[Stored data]
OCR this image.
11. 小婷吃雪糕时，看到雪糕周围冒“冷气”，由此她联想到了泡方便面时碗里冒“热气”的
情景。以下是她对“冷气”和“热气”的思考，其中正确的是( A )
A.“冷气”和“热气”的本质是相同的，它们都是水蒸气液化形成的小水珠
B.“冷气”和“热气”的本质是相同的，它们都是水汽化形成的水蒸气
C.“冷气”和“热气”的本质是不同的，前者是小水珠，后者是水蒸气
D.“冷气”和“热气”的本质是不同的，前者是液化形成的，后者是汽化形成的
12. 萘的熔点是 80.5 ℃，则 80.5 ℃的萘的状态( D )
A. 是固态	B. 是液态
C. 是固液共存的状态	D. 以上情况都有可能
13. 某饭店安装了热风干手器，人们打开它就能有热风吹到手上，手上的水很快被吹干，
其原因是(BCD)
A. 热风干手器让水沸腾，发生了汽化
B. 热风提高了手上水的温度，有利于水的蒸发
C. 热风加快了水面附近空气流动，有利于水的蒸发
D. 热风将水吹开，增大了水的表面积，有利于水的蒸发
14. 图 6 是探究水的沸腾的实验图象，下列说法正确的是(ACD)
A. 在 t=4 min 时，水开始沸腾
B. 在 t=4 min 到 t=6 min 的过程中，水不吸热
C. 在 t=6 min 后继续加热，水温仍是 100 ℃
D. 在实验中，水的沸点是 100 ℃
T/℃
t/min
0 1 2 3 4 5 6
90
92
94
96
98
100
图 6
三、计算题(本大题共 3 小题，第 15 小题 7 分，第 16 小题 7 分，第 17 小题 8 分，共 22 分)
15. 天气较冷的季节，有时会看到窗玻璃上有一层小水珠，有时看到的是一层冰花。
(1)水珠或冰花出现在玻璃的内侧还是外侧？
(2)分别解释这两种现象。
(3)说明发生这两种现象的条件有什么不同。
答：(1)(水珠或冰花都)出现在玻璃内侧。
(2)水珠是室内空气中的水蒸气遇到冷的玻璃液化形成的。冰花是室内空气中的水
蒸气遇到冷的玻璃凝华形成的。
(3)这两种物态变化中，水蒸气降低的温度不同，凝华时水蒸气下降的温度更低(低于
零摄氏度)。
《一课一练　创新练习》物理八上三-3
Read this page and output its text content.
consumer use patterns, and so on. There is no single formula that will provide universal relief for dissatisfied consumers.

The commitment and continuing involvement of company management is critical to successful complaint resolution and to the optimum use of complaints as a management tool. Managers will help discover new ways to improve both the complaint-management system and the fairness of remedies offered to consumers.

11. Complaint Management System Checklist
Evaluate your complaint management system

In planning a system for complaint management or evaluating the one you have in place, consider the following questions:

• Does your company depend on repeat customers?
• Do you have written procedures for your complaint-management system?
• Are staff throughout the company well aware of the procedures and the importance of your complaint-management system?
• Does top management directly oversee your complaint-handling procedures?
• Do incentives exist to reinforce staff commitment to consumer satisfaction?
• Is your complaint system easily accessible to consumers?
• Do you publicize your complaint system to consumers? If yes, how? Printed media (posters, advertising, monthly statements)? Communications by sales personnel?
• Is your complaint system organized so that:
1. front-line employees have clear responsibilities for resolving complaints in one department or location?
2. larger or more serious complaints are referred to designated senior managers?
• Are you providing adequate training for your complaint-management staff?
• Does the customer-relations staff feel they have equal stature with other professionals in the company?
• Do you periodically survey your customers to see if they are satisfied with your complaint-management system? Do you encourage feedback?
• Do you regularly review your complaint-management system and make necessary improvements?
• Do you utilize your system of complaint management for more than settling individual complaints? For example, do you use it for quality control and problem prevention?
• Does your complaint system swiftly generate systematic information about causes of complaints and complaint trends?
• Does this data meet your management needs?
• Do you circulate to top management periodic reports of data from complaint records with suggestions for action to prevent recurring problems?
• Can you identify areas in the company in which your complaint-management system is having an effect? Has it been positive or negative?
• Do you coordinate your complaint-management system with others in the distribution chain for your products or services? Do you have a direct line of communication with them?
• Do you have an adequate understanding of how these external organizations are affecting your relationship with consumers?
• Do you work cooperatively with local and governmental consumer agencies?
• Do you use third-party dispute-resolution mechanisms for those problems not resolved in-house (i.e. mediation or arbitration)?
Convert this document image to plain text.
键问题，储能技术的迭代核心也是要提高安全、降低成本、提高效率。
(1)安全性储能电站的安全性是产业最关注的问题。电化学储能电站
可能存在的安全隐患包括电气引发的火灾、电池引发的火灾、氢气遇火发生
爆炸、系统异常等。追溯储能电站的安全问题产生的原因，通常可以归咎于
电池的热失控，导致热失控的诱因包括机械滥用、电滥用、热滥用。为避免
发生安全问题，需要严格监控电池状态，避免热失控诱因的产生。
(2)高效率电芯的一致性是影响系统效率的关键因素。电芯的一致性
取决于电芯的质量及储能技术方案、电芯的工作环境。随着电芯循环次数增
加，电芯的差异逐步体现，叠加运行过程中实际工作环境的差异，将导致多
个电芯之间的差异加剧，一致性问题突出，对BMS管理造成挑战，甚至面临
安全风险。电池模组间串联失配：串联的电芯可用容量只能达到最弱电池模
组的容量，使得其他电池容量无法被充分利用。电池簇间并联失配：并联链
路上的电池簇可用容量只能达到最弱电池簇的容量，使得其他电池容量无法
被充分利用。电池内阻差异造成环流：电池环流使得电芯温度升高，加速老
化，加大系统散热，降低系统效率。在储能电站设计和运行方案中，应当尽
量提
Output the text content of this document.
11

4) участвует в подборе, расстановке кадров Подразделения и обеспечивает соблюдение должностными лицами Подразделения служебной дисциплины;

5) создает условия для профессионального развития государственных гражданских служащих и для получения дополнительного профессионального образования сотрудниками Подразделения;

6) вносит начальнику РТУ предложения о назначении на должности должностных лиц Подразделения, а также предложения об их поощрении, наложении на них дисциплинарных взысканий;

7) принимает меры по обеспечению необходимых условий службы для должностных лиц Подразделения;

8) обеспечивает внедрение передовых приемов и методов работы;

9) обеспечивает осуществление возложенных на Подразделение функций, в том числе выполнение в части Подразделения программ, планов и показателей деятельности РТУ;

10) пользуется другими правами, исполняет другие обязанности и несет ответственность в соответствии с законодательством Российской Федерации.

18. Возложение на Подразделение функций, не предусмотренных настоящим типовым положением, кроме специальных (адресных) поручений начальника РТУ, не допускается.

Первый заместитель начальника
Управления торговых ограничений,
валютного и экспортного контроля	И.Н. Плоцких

REQUIRED WORK: Look through the entries and find each line that has the string "staff". Copy those lines.

WRITTEN RESPONSE:
• Are staff throughout the company well aware of the procedures and the importance of your complaint-management system?
• Do incentives exist to reinforce staff commitment to consumer satisfaction?
• Are you providing adequate training for your complaint-management staff?
• Does the customer-relations staff feel they have equal stature with other professionals in the company?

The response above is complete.